All of the data that follows should be retyped exactly, please, except the pictures.

══ Given records

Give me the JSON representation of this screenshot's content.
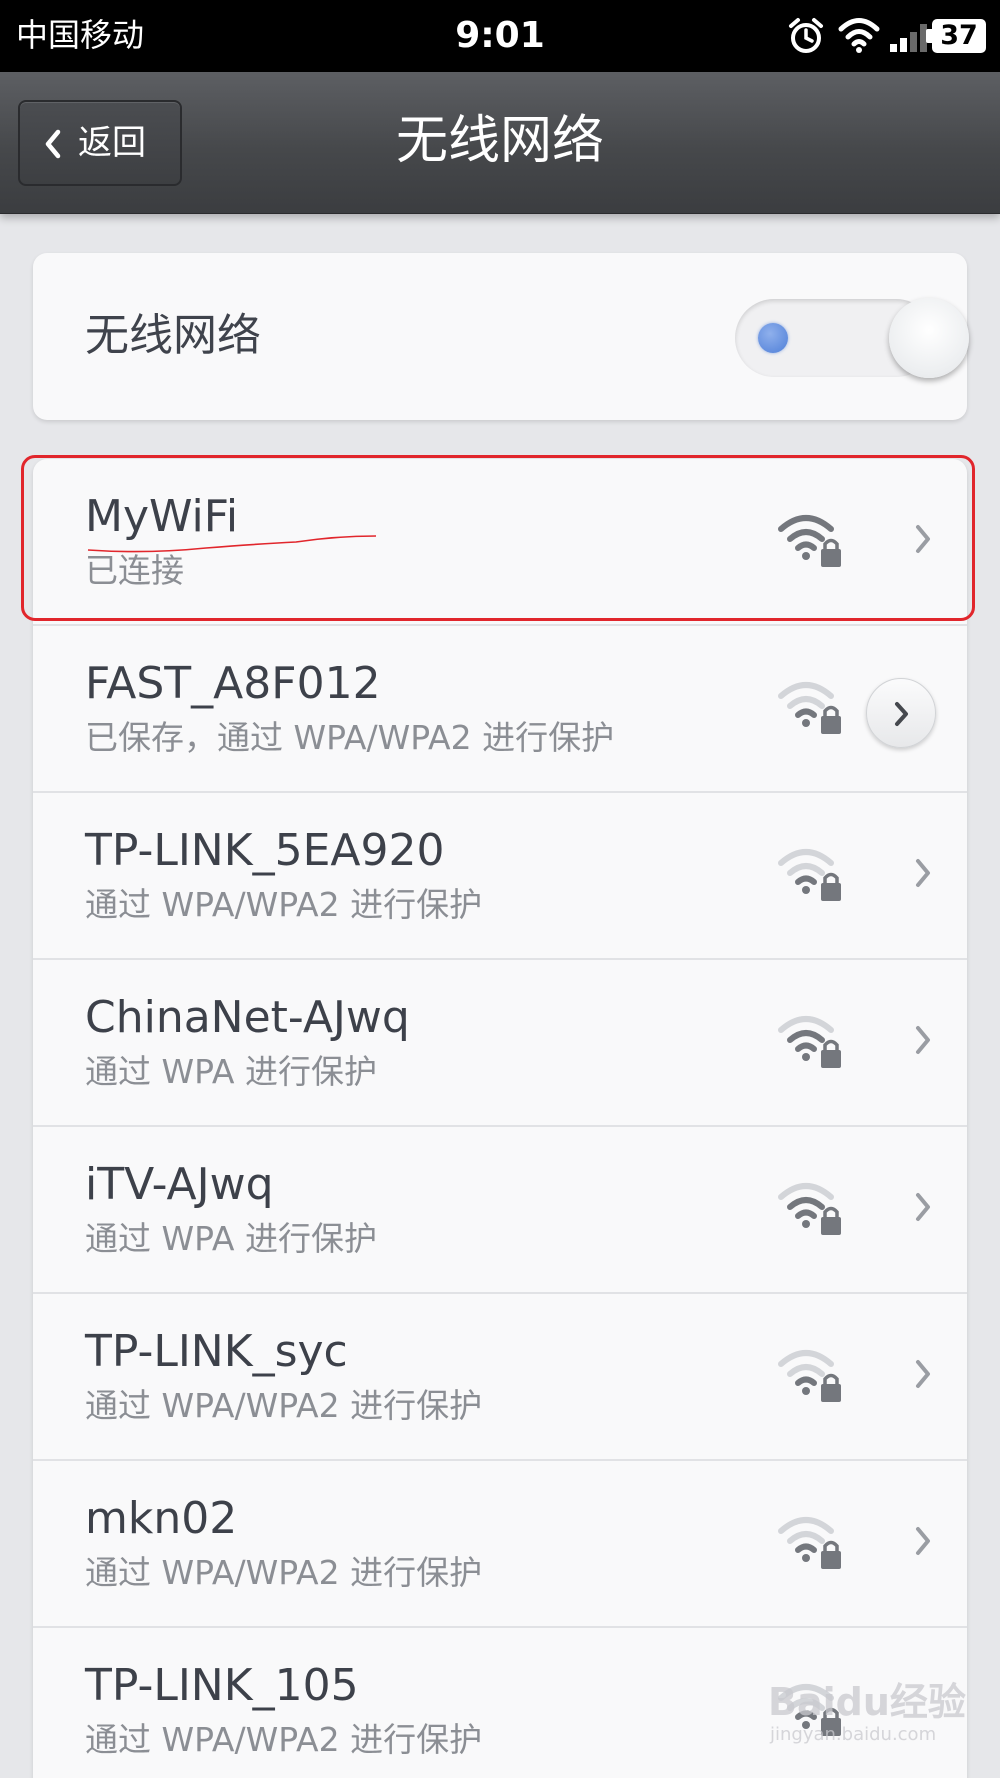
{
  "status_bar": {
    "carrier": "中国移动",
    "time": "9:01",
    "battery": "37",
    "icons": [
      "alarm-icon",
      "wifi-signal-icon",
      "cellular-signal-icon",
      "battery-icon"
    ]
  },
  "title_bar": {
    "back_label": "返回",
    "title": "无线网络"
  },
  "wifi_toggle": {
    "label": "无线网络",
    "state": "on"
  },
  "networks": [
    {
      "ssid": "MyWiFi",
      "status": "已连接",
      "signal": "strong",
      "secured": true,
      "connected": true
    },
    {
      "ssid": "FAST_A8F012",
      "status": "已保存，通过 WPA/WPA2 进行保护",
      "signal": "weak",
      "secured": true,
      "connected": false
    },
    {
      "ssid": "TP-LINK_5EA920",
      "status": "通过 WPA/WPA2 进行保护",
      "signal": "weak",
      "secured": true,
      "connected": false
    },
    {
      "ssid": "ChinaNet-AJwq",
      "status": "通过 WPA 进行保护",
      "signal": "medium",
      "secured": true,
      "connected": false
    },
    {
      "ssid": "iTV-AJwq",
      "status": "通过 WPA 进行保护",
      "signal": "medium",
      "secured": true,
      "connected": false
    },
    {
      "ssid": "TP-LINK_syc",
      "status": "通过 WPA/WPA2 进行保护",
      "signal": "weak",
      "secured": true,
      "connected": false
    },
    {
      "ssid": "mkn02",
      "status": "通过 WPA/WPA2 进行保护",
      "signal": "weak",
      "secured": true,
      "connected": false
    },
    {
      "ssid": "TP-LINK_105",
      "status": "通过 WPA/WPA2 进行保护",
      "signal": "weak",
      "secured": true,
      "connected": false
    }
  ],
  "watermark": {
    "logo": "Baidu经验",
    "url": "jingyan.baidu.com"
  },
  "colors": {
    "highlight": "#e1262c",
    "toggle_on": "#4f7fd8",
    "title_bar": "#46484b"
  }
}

════

■ Final result:
Give me the JSON representation of this screenshot's content.
{
  "status_bar": {
    "carrier": "中国移动",
    "time": "9:01",
    "battery": "37",
    "icons": [
      "alarm-icon",
      "wifi-signal-icon",
      "cellular-signal-icon",
      "battery-icon"
    ]
  },
  "title_bar": {
    "back_label": "返回",
    "title": "无线网络"
  },
  "wifi_toggle": {
    "label": "无线网络",
    "state": "on"
  },
  "networks": [
    {
      "ssid": "MyWiFi",
      "status": "已连接",
      "signal": "strong",
      "secured": true,
      "connected": true
    },
    {
      "ssid": "FAST_A8F012",
      "status": "已保存，通过 WPA/WPA2 进行保护",
      "signal": "weak",
      "secured": true,
      "connected": false
    },
    {
      "ssid": "TP-LINK_5EA920",
      "status": "通过 WPA/WPA2 进行保护",
      "signal": "weak",
      "secured": true,
      "connected": false
    },
    {
      "ssid": "ChinaNet-AJwq",
      "status": "通过 WPA 进行保护",
      "signal": "medium",
      "secured": true,
      "connected": false
    },
    {
      "ssid": "iTV-AJwq",
      "status": "通过 WPA 进行保护",
      "signal": "medium",
      "secured": true,
      "connected": false
    },
    {
      "ssid": "TP-LINK_syc",
      "status": "通过 WPA/WPA2 进行保护",
      "signal": "weak",
      "secured": true,
      "connected": false
    },
    {
      "ssid": "mkn02",
      "status": "通过 WPA/WPA2 进行保护",
      "signal": "weak",
      "secured": true,
      "connected": false
    },
    {
      "ssid": "TP-LINK_105",
      "status": "通过 WPA/WPA2 进行保护",
      "signal": "weak",
      "secured": true,
      "connected": false
    }
  ],
  "watermark": {
    "logo": "Baidu经验",
    "url": "jingyan.baidu.com"
  },
  "colors": {
    "highlight": "#e1262c",
    "toggle_on": "#4f7fd8",
    "title_bar": "#46484b"
  }
}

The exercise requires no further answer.